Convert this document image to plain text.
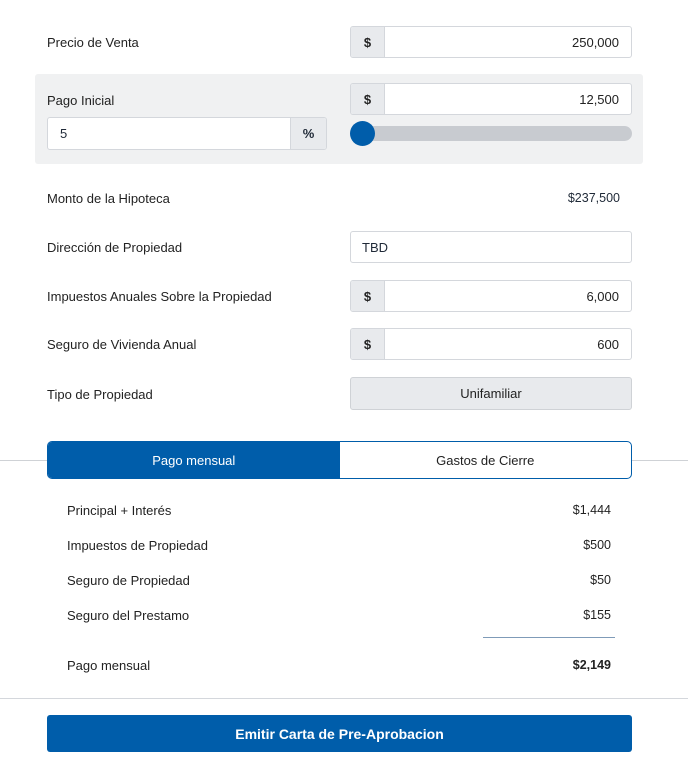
Precio de Venta	$	250,000
Pago Inicial	$	12,500
5	%
Monto de la Hipoteca	$237,500
Dirección de Propiedad	TBD
Impuestos Anuales Sobre la Propiedad	$	6,000
Seguro de Vivienda Anual	$	600
Tipo de Propiedad	Unifamiliar
Pago mensual	Gastos de Cierre
Principal + Interés	$1,444
Impuestos de Propiedad	$500
Seguro de Propiedad	$50
Seguro del Prestamo	$155
Pago mensual	$2,149
Emitir Carta de Pre-Aprobacion
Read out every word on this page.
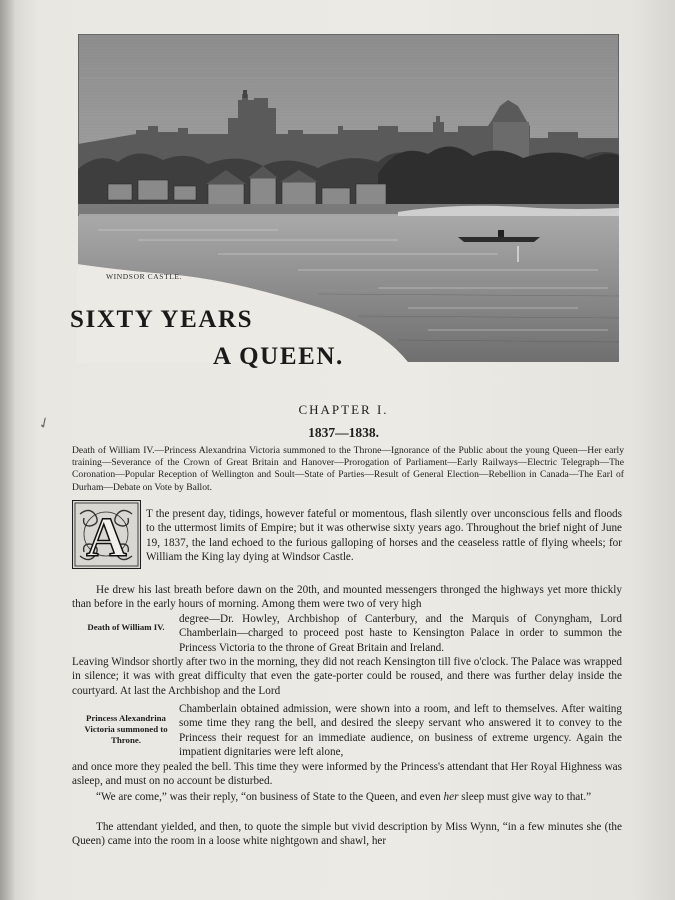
✓
WINDSOR CASTLE.
SIXTY YEARS
A QUEEN.
CHAPTER I.
1837—1838.
Death of William IV.—Princess Alexandrina Victoria summoned to the Throne—Ignorance of the Public about the young Queen—Her early training—Severance of the Crown of Great Britain and Hanover—Prorogation of Parliament—Early Railways—Electric Telegraph—The Coronation—Popular Reception of Wellington and Soult—State of Parties—Result of General Election—Rebellion in Canada—The Earl of Durham—Debate on Vote by Ballot.
A T the present day, tidings, however fateful or momentous, flash silently over unconscious fells and floods to the uttermost limits of Empire; but it was otherwise sixty years ago. Throughout the brief night of June 19, 1837, the land echoed to the furious galloping of horses and the ceaseless rattle of flying wheels; for William the King lay dying at Windsor Castle.
He drew his last breath before dawn on the 20th, and mounted messengers thronged the highways yet more thickly than before in the early hours of morning. Among them were two of very high
degree—Dr. Howley, Archbishop of Canterbury, and the Marquis of Conyngham, Lord Chamberlain—charged to proceed post haste to Kensington Palace in order to summon the Princess Victoria to the throne of Great Britain and Ireland.
Death of William IV.
Leaving Windsor shortly after two in the morning, they did not reach Kensington till five o'clock. The Palace was wrapped in silence; it was with great difficulty that even the gate-porter could be roused, and there was further delay inside the courtyard. At last the Archbishop and the Lord
Chamberlain obtained admission, were shown into a room, and left to themselves. After waiting some time they rang the bell, and desired the sleepy servant who answered it to convey to the Princess their request for an immediate audience, on business of extreme urgency. Again the impatient dignitaries were left alone,
Princess Alexandrina Victoria summoned to Throne.
and once more they pealed the bell. This time they were informed by the Princess's attendant that Her Royal Highness was asleep, and must on no account be disturbed.
“We are come,” was their reply, “on business of State to the Queen, and even her sleep must give way to that.”
The attendant yielded, and then, to quote the simple but vivid description by Miss Wynn, “in a few minutes she (the Queen) came into the room in a loose white nightgown and shawl, her
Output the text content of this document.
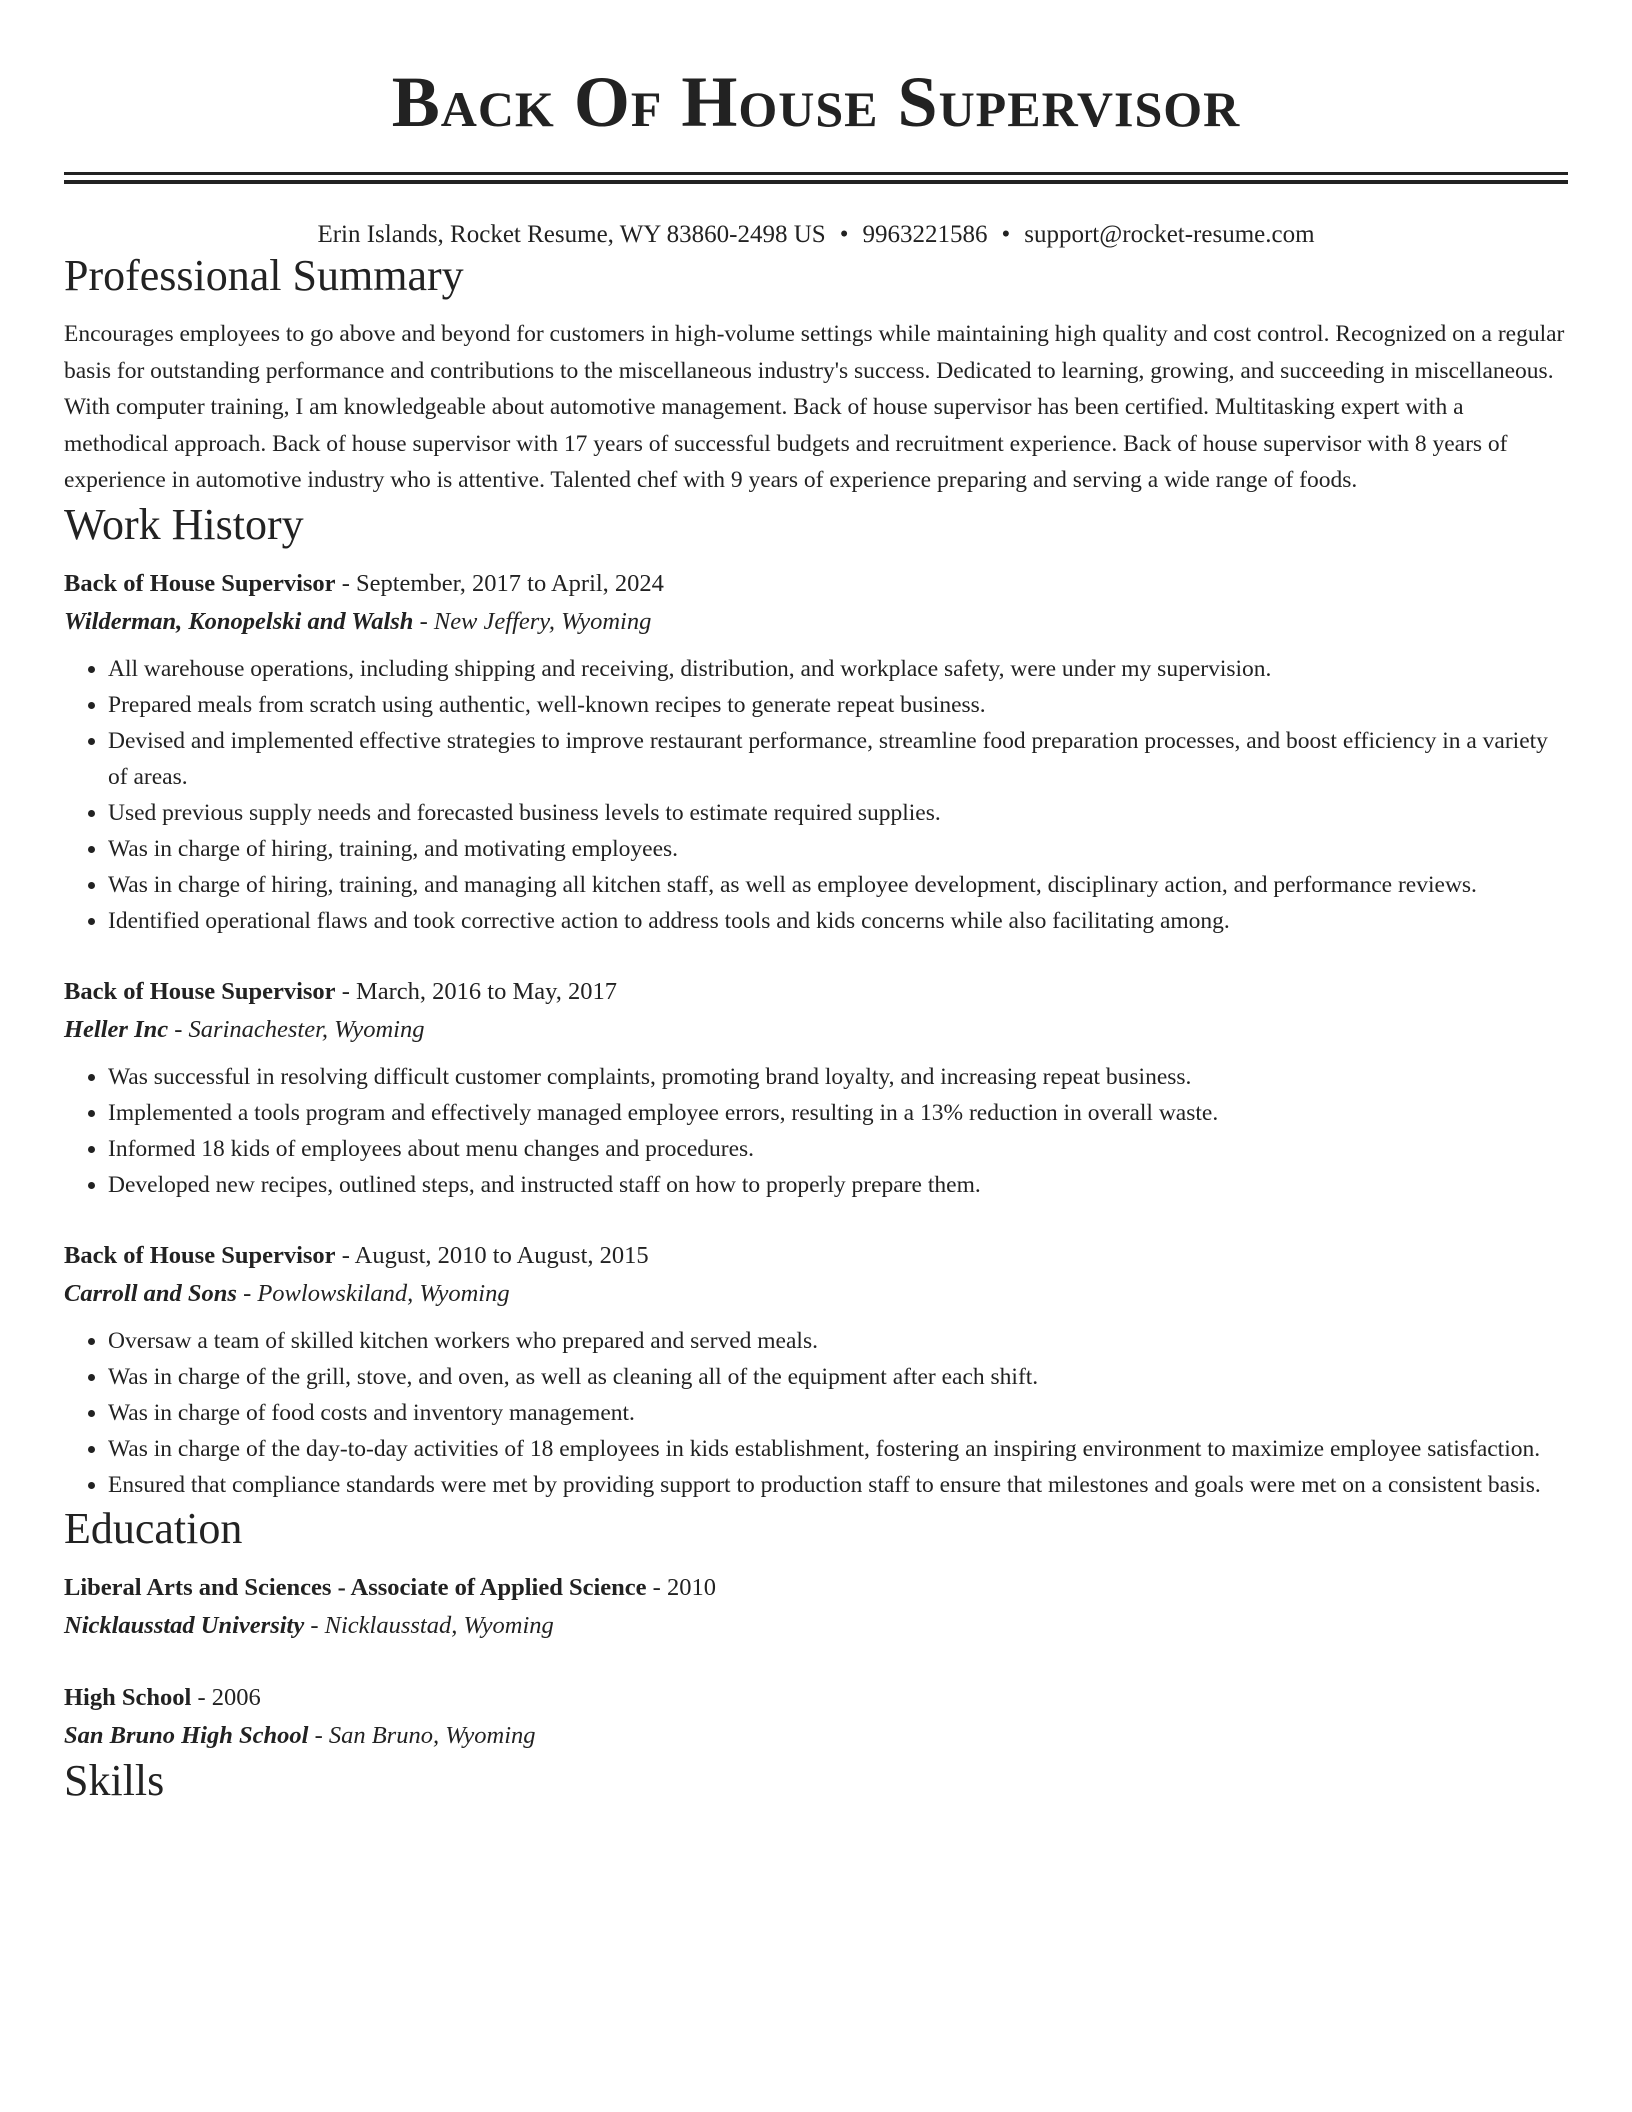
Back Of House Supervisor
Erin Islands, Rocket Resume, WY 83860-2498 US • 9963221586 • support@rocket-resume.com
Professional Summary
Encourages employees to go above and beyond for customers in high-volume settings while maintaining high quality and cost control. Recognized on a regular basis for outstanding performance and contributions to the miscellaneous industry's success. Dedicated to learning, growing, and succeeding in miscellaneous. With computer training, I am knowledgeable about automotive management. Back of house supervisor has been certified. Multitasking expert with a methodical approach. Back of house supervisor with 17 years of successful budgets and recruitment experience. Back of house supervisor with 8 years of experience in automotive industry who is attentive. Talented chef with 9 years of experience preparing and serving a wide range of foods.
Work History
Back of House Supervisor - September, 2017 to April, 2024
Wilderman, Konopelski and Walsh - New Jeffery, Wyoming
• All warehouse operations, including shipping and receiving, distribution, and workplace safety, were under my supervision.
• Prepared meals from scratch using authentic, well-known recipes to generate repeat business.
• Devised and implemented effective strategies to improve restaurant performance, streamline food preparation processes, and boost efficiency in a variety of areas.
• Used previous supply needs and forecasted business levels to estimate required supplies.
• Was in charge of hiring, training, and motivating employees.
• Was in charge of hiring, training, and managing all kitchen staff, as well as employee development, disciplinary action, and performance reviews.
• Identified operational flaws and took corrective action to address tools and kids concerns while also facilitating among.
Back of House Supervisor - March, 2016 to May, 2017
Heller Inc - Sarinachester, Wyoming
• Was successful in resolving difficult customer complaints, promoting brand loyalty, and increasing repeat business.
• Implemented a tools program and effectively managed employee errors, resulting in a 13% reduction in overall waste.
• Informed 18 kids of employees about menu changes and procedures.
• Developed new recipes, outlined steps, and instructed staff on how to properly prepare them.
Back of House Supervisor - August, 2010 to August, 2015
Carroll and Sons - Powlowskiland, Wyoming
• Oversaw a team of skilled kitchen workers who prepared and served meals.
• Was in charge of the grill, stove, and oven, as well as cleaning all of the equipment after each shift.
• Was in charge of food costs and inventory management.
• Was in charge of the day-to-day activities of 18 employees in kids establishment, fostering an inspiring environment to maximize employee satisfaction.
• Ensured that compliance standards were met by providing support to production staff to ensure that milestones and goals were met on a consistent basis.
Education
Liberal Arts and Sciences - Associate of Applied Science - 2010
Nicklausstad University - Nicklausstad, Wyoming
High School - 2006
San Bruno High School - San Bruno, Wyoming
Skills
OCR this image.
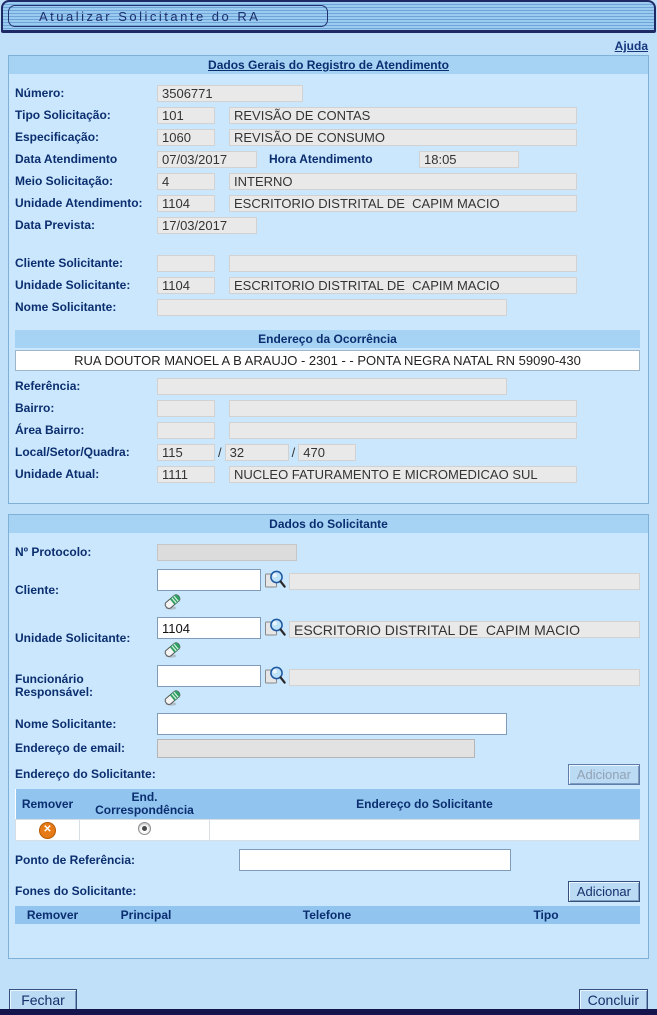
Atualizar Solicitante do RA
Ajuda
Dados Gerais do Registro de Atendimento
Número:	3506771
Tipo Solicitação:	101	REVISÃO DE CONTAS
Especificação:	1060	REVISÃO DE CONSUMO
Data Atendimento	07/03/2017	Hora Atendimento	18:05
Meio Solicitação:	4	INTERNO
Unidade Atendimento:	1104	ESCRITORIO DISTRITAL DE  CAPIM MACIO
Data Prevista:	17/03/2017
Cliente Solicitante:
Unidade Solicitante:	1104	ESCRITORIO DISTRITAL DE  CAPIM MACIO
Nome Solicitante:
Endereço da Ocorrência
RUA DOUTOR MANOEL A B ARAUJO - 2301 - - PONTA NEGRA NATAL RN 59090-430
Referência:
Bairro:
Área Bairro:
Local/Setor/Quadra:	115	/ 32	/ 470
Unidade Atual:	1111	NUCLEO FATURAMENTO E MICROMEDICAO SUL
Dados do Solicitante
Nº Protocolo:
Cliente:
Unidade Solicitante:
1104	ESCRITORIO DISTRITAL DE  CAPIM MACIO
Funcionário Responsável:
Nome Solicitante:
Endereço de email:
Endereço do Solicitante:	Adicionar
Remover	End. Correspondência	Endereço do Solicitante
✕		
Ponto de Referência:
Fones do Solicitante:	Adicionar
Remover	Principal	Telefone	Tipo
Fechar	Concluir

------------------------------------------------------------

Required work
Check each line of the records above for the string "Wyoming", and report every line that has it.

Result for this task
Wilderman, Konopelski and Walsh - New Jeffery, Wyoming
Heller Inc - Sarinachester, Wyoming
Carroll and Sons - Powlowskiland, Wyoming
Nicklausstad University - Nicklausstad, Wyoming
San Bruno High School - San Bruno, Wyoming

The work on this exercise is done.